Currently, alternate CMs cannot be called because
ompi_btl_openib_connect_base_open forces a choice of either oob or xoob
(and goes into an erroneous error path if you pick something else).
This patch reorganizes ompi_btl_openib_connect_base_open so that new
functions can easily be added.  New Open functions were added to oob
and xoob for the error handling.

I tested calling oob, xoob, and rdma_cm.  oob happily allows connections
to be established and throws no errors.  xoob fails because ompi does
not have it compiled in (and I have no connectx cards).  rdma_cm calls
the empty hooks and exits without connecting (thus throwing
non-connection errors).  All expected behavior.

Since this patch fixes the existing behavior, and is not necessarily
tied to my implementing of rdma_cm, I think it is acceptable to go in
now.  

Thanks,
Jon

Index: ompi/mca/btl/openib/connect/btl_openib_connect_base.c
===================================================================
--- ompi/mca/btl/openib/connect/btl_openib_connect_base.c       (revision 16937)

Written tasks ::
1. Answer these questions from the patch message:
(a) Between which two options does ompi_btl_openib_connect_base_open currently force a choice?
(b) According to the test results, why does xoob fail?
(c) What revision number is listed for btl_openib_connect_base.c?
2. Translate this sentence from the patch message into Spanish: "New Open functions were added to oob and xoob for the error handling."
3. Echo a passage from the patch message word for word, beginning at the words "Currently, alternate CMs" and stopping after "All expected behavior.".

(Data entries)

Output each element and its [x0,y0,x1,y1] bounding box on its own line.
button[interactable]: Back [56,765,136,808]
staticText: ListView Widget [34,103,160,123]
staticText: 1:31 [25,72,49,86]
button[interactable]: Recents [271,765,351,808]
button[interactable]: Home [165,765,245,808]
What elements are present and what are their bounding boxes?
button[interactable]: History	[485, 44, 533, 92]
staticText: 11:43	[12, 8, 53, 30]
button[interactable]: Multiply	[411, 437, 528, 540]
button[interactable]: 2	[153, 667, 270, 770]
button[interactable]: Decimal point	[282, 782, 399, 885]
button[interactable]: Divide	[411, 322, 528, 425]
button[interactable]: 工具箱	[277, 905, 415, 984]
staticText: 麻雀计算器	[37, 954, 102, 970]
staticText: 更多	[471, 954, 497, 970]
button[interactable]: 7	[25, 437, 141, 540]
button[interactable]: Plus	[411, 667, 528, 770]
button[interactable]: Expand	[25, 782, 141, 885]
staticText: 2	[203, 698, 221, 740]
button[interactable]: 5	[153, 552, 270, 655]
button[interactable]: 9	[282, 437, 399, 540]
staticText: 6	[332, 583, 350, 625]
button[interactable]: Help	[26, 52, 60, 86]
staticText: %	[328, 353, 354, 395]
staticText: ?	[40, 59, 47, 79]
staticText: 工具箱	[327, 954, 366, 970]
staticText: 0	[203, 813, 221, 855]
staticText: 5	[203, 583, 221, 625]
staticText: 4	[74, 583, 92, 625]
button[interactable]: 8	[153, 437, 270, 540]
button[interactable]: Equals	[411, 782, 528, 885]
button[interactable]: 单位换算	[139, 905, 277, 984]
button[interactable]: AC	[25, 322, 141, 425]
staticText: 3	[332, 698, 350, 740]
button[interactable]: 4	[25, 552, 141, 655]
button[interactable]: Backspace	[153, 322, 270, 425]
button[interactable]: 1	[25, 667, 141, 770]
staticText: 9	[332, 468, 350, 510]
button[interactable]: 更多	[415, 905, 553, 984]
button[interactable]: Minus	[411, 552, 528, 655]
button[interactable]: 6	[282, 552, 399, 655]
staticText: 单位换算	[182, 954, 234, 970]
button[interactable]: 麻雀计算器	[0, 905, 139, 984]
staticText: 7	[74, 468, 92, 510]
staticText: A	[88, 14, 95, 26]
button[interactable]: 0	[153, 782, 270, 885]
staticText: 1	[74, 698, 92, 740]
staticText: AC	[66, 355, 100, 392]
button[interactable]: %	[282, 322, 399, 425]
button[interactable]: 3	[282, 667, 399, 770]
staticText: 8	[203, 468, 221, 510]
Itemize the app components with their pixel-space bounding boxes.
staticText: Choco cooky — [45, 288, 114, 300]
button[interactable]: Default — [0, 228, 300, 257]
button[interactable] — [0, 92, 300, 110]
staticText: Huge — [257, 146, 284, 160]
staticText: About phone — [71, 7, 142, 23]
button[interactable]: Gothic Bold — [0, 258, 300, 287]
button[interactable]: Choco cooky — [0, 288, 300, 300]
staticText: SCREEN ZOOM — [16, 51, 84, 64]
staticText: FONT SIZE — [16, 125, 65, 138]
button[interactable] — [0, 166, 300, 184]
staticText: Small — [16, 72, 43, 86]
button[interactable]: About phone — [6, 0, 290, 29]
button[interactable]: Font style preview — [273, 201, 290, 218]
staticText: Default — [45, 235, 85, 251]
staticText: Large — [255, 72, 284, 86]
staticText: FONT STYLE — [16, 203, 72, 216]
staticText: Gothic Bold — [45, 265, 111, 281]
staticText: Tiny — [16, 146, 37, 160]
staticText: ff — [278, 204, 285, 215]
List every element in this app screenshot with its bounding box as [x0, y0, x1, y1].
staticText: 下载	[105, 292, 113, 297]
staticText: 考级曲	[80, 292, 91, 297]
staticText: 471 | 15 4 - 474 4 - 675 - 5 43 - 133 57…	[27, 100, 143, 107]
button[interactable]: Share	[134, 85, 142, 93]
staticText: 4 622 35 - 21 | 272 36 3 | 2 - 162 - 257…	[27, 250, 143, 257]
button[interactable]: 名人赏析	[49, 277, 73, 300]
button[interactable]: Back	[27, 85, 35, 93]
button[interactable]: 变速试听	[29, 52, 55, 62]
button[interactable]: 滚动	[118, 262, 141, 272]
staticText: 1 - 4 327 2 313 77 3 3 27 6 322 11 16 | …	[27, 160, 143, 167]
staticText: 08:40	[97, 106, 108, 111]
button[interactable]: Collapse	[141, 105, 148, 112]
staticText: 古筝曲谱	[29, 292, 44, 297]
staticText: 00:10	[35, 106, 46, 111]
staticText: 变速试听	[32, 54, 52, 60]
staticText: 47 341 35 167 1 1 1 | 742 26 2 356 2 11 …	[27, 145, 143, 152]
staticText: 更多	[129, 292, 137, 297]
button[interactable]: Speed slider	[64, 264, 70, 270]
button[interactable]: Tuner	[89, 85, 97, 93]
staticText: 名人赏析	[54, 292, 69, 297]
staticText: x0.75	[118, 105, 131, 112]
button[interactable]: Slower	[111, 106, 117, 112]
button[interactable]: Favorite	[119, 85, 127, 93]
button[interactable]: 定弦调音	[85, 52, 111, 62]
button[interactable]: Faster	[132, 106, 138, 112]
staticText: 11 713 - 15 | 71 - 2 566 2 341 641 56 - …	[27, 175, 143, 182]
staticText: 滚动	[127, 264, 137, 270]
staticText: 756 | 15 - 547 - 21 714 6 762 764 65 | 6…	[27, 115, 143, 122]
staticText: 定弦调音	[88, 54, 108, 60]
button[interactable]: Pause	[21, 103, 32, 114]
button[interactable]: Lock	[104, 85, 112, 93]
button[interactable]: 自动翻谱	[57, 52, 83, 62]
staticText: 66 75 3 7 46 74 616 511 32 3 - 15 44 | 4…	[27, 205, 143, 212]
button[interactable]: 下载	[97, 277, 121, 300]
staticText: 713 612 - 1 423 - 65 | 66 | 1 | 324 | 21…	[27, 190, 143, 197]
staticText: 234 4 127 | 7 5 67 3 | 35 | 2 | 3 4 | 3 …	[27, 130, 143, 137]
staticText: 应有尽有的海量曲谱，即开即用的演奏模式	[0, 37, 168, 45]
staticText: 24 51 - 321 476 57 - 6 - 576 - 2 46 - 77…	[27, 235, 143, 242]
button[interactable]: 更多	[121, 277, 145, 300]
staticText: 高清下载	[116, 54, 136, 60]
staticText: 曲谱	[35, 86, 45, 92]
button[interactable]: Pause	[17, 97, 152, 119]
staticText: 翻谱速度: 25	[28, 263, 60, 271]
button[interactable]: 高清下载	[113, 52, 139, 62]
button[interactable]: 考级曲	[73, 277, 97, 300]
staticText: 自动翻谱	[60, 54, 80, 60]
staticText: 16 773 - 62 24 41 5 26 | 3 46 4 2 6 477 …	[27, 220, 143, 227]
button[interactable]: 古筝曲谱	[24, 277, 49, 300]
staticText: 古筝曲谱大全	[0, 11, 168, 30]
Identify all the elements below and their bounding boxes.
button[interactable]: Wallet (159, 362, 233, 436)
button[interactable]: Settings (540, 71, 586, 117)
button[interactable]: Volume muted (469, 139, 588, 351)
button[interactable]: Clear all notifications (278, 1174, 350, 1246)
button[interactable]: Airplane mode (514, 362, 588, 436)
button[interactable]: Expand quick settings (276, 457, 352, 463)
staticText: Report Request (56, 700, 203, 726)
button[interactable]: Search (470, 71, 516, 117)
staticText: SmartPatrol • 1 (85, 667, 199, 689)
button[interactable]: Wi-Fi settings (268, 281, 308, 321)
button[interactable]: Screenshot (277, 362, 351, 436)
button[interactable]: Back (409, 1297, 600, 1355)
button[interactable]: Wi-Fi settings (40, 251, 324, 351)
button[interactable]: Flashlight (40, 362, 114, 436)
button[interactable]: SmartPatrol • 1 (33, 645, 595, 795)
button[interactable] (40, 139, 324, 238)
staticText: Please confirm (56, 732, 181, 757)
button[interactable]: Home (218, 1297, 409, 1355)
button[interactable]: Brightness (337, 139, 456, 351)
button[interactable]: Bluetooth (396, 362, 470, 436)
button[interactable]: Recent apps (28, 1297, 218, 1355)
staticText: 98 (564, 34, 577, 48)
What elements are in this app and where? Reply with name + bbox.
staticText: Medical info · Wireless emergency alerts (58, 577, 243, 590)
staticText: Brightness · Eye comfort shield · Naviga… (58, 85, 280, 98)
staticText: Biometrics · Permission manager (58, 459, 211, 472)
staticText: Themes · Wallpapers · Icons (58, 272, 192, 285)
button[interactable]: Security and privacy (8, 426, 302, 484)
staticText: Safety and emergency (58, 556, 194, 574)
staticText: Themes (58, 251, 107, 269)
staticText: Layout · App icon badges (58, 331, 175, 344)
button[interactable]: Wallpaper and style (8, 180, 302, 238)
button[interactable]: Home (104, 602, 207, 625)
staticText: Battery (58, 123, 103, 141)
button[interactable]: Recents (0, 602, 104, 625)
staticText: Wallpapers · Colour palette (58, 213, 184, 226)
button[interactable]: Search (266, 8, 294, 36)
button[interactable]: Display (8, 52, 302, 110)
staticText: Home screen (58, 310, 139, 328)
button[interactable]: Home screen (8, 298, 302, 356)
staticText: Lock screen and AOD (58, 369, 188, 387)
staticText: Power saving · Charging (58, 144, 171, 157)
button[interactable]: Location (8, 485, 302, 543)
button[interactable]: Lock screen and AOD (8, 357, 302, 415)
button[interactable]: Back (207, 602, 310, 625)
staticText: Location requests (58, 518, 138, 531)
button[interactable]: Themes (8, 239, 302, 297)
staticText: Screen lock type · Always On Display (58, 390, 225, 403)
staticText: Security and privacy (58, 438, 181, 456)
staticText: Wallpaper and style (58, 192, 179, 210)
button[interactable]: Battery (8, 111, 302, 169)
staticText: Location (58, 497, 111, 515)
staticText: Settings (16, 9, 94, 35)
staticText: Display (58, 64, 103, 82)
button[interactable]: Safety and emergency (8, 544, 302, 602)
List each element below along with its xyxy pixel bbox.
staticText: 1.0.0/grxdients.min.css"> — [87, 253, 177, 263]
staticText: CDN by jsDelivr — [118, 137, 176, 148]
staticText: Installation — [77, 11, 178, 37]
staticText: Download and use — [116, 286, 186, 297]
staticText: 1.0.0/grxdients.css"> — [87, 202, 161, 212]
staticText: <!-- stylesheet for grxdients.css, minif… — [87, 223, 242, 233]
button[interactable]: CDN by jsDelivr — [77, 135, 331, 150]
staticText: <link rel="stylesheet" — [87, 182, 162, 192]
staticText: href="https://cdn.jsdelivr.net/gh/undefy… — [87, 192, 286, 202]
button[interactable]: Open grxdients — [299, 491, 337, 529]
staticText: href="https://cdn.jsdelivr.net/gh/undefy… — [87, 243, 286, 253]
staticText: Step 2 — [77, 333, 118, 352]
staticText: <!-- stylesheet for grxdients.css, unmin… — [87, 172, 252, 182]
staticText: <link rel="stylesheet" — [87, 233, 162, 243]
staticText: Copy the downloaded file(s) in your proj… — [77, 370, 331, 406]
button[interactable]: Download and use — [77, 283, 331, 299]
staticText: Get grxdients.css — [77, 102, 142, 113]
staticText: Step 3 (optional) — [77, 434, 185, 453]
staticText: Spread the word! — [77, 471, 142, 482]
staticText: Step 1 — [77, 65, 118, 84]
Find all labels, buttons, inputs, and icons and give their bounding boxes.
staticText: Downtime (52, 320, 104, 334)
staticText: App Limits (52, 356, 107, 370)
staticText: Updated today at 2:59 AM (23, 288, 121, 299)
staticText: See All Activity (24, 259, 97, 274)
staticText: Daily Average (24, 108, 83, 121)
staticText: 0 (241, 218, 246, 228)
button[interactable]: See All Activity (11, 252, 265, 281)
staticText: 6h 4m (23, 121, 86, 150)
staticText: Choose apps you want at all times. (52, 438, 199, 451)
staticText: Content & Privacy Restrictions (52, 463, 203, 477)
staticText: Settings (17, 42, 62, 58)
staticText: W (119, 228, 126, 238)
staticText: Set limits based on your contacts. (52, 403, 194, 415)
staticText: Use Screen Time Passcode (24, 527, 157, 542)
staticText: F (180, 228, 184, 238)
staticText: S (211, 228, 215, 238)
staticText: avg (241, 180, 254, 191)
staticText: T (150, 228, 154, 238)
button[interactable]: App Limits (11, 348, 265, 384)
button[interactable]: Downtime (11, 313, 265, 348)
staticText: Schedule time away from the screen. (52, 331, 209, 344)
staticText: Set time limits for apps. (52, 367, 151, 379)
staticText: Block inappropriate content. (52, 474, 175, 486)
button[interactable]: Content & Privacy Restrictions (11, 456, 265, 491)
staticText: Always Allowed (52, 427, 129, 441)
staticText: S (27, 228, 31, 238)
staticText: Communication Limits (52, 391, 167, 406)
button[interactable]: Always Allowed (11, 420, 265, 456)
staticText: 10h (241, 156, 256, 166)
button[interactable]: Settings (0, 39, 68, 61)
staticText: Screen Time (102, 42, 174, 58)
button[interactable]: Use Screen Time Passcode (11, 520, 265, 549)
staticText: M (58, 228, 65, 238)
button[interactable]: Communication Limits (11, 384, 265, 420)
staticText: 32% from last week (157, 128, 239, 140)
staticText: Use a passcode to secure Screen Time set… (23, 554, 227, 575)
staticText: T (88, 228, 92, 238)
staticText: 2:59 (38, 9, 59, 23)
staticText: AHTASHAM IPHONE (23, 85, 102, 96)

Responses to the tasks ::
1.
(a) oob or xoob
(b) ompi does not have it compiled in, and there are no connectx cards.
(c) 16937

2. Se añadieron nuevas funciones Open a oob y xoob para el manejo de errores.

3.
Currently, alternate CMs cannot be called because
ompi_btl_openib_connect_base_open forces a choice of either oob or xoob
(and goes into an erroneous error path if you pick something else).
This patch reorganizes ompi_btl_openib_connect_base_open so that new
functions can easily be added.  New Open functions were added to oob
and xoob for the error handling.

I tested calling oob, xoob, and rdma_cm.  oob happily allows connections
to be established and throws no errors.  xoob fails because ompi does
not have it compiled in (and I have no connectx cards).  rdma_cm calls
the empty hooks and exits without connecting (thus throwing
non-connection errors).  All expected behavior.